> _WHAT TO DO_
Provide a single number: the count of lines containing the string "this".

> _GIVEN ENTRIES_

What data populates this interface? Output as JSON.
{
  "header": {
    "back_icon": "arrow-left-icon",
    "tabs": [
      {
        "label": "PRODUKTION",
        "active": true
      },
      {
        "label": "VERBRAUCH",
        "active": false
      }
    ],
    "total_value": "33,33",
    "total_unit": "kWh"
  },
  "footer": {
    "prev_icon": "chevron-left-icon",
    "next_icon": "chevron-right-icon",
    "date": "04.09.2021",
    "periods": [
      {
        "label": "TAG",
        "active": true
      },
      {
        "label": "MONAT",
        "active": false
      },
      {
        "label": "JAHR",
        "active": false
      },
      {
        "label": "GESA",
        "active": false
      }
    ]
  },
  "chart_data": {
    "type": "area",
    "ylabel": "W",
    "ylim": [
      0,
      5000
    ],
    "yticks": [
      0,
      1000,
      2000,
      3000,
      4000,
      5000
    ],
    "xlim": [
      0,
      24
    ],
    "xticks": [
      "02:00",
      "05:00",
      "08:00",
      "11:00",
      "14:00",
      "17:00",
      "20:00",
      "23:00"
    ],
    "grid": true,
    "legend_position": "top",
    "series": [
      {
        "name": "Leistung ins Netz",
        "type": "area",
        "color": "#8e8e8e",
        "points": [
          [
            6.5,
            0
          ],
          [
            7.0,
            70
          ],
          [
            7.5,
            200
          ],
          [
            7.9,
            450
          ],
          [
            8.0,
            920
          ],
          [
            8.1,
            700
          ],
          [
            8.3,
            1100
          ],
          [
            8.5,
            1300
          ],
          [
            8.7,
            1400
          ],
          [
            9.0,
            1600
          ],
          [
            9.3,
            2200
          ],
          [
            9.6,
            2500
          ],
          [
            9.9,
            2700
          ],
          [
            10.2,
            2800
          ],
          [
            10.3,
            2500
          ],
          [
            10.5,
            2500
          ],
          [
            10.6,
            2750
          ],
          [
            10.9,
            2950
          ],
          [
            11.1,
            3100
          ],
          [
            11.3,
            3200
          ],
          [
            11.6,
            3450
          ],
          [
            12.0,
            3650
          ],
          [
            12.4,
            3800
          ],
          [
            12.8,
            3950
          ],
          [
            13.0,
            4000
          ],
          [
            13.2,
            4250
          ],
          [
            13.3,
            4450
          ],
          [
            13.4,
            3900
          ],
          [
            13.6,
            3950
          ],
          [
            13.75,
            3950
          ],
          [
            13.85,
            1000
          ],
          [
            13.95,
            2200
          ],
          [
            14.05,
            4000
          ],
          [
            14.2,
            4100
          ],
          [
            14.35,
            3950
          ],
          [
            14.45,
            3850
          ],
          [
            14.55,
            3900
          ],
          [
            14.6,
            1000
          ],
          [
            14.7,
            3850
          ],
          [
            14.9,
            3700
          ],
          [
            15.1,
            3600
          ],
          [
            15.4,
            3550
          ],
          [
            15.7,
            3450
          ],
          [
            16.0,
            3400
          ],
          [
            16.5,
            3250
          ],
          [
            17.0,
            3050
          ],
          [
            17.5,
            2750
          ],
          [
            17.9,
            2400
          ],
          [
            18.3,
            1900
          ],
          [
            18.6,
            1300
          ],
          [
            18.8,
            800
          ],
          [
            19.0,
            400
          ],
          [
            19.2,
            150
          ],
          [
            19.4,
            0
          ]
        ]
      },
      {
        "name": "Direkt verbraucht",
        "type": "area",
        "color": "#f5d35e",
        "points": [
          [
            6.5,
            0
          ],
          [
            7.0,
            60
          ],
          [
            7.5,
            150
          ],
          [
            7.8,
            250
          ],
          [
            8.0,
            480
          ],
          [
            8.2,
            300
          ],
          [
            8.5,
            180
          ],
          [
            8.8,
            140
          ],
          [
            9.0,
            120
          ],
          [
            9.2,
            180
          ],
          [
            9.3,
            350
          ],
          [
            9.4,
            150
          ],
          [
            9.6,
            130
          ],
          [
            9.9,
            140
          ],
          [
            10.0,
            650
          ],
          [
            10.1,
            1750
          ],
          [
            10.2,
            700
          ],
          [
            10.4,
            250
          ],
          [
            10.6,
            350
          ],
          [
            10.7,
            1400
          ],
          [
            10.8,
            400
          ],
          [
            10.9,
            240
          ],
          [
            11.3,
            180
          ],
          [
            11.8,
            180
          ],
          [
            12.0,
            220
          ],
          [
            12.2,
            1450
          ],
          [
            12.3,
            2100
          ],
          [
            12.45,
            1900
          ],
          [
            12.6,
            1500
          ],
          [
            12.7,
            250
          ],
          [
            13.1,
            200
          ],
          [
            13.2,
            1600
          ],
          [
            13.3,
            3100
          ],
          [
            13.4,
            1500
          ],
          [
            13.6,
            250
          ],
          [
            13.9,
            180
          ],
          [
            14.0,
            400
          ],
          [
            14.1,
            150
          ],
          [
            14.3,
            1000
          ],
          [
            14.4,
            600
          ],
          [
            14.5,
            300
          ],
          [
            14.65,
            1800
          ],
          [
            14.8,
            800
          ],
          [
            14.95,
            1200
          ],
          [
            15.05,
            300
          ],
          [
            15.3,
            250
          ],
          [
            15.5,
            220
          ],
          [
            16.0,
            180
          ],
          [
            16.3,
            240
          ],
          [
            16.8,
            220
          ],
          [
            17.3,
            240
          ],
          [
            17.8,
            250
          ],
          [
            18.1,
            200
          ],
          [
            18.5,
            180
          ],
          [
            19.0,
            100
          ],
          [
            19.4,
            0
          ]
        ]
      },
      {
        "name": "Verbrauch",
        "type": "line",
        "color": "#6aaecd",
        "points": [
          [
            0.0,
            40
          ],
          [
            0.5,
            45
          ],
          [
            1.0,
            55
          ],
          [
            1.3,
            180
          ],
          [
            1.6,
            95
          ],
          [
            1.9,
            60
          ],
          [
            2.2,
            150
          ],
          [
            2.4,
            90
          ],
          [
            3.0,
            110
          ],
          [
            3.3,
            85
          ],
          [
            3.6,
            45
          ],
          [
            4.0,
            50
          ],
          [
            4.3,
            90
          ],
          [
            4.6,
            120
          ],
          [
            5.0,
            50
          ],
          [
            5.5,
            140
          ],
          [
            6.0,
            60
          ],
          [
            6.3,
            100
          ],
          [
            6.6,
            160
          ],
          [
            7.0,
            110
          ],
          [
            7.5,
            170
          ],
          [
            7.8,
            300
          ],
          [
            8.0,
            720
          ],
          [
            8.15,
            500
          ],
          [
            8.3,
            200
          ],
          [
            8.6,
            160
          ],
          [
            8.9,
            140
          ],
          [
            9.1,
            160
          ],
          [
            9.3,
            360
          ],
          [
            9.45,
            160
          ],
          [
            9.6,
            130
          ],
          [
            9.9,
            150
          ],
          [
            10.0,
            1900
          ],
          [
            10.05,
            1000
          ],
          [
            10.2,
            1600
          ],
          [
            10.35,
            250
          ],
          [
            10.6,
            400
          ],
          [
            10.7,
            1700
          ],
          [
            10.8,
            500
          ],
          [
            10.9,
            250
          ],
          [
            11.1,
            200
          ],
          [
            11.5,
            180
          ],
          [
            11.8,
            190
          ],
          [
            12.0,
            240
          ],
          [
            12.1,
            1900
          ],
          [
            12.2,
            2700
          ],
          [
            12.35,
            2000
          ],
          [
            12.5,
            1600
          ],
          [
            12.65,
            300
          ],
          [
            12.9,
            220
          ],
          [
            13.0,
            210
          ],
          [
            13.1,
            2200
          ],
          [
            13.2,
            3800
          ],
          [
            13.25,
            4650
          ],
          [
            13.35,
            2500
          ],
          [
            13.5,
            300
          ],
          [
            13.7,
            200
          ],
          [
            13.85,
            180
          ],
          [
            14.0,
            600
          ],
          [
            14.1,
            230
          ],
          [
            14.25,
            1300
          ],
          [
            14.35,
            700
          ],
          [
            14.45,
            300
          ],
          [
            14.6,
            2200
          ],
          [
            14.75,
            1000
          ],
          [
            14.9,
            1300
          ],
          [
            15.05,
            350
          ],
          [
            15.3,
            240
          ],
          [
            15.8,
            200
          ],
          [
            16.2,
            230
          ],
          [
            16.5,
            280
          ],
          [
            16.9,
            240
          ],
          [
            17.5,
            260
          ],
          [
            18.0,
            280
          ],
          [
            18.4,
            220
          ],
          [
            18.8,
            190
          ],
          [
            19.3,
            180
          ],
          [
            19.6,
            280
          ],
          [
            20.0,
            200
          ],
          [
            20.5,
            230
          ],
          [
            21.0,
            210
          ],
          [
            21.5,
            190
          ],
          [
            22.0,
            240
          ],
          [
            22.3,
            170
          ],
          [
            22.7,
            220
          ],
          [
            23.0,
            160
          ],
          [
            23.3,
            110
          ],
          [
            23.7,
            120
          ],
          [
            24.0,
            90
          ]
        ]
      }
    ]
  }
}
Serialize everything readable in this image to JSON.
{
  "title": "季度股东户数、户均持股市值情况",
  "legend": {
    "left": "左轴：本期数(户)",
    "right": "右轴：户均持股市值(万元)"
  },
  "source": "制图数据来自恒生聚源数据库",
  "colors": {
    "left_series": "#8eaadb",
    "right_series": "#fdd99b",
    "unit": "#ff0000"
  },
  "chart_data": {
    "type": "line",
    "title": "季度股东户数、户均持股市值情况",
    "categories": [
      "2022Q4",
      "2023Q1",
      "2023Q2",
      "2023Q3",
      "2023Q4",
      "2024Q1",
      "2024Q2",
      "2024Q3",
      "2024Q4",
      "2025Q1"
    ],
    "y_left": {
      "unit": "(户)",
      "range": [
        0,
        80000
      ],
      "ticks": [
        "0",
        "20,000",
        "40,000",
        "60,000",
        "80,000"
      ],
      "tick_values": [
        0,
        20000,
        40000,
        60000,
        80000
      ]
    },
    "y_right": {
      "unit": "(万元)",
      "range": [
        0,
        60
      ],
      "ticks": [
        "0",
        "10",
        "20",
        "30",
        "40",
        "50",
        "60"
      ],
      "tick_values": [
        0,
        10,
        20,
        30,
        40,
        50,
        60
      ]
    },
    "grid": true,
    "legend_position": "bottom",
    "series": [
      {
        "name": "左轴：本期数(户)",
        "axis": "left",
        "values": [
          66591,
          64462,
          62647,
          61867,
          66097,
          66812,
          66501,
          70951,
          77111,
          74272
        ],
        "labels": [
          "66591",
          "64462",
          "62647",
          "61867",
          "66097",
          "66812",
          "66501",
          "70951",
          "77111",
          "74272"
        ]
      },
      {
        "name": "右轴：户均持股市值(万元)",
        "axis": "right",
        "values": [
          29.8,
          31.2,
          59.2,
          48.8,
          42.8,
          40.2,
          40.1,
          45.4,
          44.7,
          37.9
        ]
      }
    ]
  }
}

> _TASK OUTPUT_
2